### Source excerpt
▬▬▬

I don't know if you realize that you just wrote an SQL statement. Have you
considered putting all of this in a DB? Use the DB to do the searching and
sorting, and Perl to display the results.

#!/usr/bin/perl -w

# quick DB sample, I know it doesn't use strict, sue me :-)

use DBI;

# connect
$dbh = DBI->connect("DBI:mysql:db_name:localhost","username",
"password") or die "Could not connect to DB: $!";

# search terms
$searchstring = "foo"; # you can get this from <STDIN>, param, etc.
$nosearch = "bar";     # we'll tell our SELECT this is not kosher

# build query
$statement = <<"END_OF_STATEMENT";
SELECT id,text FROM tableName WHERE text LIKE '%?%' AND NOT LIKE '%?%'
END_OF_STATEMENT

# execute and return results
$sth = $dbh->prepare(q{$statement}) or die $dbh->errstr;
$sth->execute($searchstring,$nosearch) or die $dbh->errstr;

while(($id,$text) = $sth->fetchrow_array) {
 print "$id - $text \n"; # prints rows containing "foo"
}                        # in the 'text' column

# finish and disconnect
$sth->finish;
$dbh->disconnect;




-----Original Message-----
From: [EMAIL PROTECTED]
[mailto:[EMAIL PROTECTED]
Sent: Friday, June 06, 2003 10:26 AM
To: [EMAIL PROTECTED]
Cc: [EMAIL PROTECTED]
Subject: RE: regexing AND NOT


Dear Ted,

thank you for answering so quickly.

▬▬▬

### What to produce
Keep writing the email about moving a Perl search into a database, starting right after its last line. The records that come next have nothing to do with the email about Perl and databases.

### Material supplied

▬▬▬

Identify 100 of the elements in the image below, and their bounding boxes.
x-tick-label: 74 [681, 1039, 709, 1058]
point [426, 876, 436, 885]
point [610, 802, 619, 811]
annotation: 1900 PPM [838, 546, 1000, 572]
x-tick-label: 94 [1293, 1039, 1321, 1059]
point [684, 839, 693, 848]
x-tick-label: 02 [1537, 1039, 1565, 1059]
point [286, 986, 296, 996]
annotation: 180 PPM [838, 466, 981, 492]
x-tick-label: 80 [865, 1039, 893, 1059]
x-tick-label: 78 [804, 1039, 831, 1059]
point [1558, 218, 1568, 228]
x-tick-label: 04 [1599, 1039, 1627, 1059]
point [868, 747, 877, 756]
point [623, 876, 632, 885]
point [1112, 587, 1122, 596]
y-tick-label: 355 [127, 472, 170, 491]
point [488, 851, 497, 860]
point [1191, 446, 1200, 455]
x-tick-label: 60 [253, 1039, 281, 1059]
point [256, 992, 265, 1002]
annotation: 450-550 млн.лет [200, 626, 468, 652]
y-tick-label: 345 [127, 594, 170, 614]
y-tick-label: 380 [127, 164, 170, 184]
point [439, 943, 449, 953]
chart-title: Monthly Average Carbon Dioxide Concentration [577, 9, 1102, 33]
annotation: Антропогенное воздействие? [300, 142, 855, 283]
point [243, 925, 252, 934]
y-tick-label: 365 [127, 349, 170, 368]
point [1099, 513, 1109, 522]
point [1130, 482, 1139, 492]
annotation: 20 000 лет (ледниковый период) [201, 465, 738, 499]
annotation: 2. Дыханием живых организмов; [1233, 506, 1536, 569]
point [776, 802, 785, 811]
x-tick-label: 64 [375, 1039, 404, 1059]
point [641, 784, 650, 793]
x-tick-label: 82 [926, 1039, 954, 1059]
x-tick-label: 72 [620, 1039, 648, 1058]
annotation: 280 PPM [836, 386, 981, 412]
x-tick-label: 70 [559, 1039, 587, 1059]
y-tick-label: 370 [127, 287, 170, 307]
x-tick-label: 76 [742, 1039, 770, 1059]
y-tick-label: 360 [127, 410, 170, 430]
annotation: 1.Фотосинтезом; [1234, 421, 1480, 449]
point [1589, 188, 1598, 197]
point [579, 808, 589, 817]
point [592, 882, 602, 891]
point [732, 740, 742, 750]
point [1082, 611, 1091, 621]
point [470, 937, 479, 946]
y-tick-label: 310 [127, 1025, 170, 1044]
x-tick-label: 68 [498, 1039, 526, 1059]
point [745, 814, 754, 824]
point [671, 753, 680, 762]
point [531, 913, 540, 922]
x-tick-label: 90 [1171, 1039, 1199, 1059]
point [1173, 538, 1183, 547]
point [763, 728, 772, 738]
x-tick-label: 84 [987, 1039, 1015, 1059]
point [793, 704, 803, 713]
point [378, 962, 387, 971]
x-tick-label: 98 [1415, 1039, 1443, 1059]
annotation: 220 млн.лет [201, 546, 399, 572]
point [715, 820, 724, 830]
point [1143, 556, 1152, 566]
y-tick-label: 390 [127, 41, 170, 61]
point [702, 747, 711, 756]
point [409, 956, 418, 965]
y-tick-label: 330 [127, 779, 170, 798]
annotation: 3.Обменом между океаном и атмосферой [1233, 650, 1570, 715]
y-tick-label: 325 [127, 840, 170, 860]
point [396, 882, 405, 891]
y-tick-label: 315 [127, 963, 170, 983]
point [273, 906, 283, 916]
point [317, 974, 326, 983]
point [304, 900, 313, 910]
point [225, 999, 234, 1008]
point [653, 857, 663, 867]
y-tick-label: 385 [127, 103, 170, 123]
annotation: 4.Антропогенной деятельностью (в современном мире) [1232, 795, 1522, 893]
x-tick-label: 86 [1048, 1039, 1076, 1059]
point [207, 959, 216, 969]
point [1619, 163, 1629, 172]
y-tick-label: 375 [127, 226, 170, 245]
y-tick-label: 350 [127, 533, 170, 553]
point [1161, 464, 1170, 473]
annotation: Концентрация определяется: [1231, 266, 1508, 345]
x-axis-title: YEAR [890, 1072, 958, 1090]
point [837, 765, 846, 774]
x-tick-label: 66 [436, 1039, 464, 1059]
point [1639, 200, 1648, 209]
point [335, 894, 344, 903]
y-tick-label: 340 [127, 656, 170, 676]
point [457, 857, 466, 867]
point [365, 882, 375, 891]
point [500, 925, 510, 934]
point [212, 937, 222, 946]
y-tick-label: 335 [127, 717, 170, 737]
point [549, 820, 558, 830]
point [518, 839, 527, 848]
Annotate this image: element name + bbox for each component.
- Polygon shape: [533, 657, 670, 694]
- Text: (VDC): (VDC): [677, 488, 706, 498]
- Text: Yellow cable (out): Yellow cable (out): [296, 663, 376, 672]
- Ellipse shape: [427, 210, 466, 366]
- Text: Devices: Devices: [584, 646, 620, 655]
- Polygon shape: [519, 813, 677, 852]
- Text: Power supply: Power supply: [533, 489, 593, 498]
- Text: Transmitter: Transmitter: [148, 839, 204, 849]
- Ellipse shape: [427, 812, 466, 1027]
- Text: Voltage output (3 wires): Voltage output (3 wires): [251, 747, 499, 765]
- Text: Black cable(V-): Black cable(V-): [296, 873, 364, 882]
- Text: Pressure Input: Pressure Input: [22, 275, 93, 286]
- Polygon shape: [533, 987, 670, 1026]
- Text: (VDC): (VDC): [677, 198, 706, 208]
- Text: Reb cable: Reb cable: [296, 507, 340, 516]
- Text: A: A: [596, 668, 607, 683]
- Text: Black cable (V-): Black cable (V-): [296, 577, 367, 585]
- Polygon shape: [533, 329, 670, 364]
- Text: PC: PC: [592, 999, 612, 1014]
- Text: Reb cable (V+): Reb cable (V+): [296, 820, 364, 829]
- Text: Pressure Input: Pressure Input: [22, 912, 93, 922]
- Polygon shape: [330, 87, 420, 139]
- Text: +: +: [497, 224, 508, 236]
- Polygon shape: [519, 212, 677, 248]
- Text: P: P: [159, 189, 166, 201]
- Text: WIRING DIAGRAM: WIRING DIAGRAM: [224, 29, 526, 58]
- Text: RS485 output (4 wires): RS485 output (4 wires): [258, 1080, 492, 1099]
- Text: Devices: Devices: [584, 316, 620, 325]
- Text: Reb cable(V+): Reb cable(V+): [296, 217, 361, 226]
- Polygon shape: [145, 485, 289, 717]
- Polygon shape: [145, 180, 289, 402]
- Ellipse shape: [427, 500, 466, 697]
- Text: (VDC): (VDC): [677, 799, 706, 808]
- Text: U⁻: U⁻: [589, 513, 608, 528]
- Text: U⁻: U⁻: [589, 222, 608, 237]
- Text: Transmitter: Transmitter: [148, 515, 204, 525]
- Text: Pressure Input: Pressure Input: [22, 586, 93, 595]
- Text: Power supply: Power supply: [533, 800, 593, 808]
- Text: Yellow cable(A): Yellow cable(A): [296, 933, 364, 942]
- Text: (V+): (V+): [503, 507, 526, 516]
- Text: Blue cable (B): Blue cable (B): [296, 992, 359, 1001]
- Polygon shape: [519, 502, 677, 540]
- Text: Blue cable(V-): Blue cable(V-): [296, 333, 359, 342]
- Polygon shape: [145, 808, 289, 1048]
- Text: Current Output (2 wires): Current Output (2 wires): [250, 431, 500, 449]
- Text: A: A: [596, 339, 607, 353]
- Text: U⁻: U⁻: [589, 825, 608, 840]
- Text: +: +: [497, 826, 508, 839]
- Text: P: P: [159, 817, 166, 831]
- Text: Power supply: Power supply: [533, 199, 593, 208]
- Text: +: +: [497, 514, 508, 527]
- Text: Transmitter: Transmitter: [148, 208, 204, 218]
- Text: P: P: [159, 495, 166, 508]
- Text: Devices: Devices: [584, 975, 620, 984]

▬▬▬

### Response to this task
The problem is, I don't want to make the users write
regular expressions. Of course, I have to test them with
the help of 'eval' in order to prevent that an illegal
regular expression is blocking the whole cgi-application.

The reason for not using regular expressions is that
my search application is meant for searching patterns in
a bilingual text (German and Russion), which is displayed
in cyrillic and with German umlauts. And it would be a lot
easier if I could just search for

   sun moon AND NOT suns moons

So, I appreciate all ideas.

Peter

-----------------------------------

Zitat von [EMAIL PROTECTED]:

> perlfaq6: (cut-n-paste to get the final "-" there)
>
http://www.perldoc.com/perl5.8.0/pod/perlfaq6.html#How-do-I-match-a-pattern-
that-is-supplied-by-the-user-
>
> How do I match a pattern that is supplied by the user?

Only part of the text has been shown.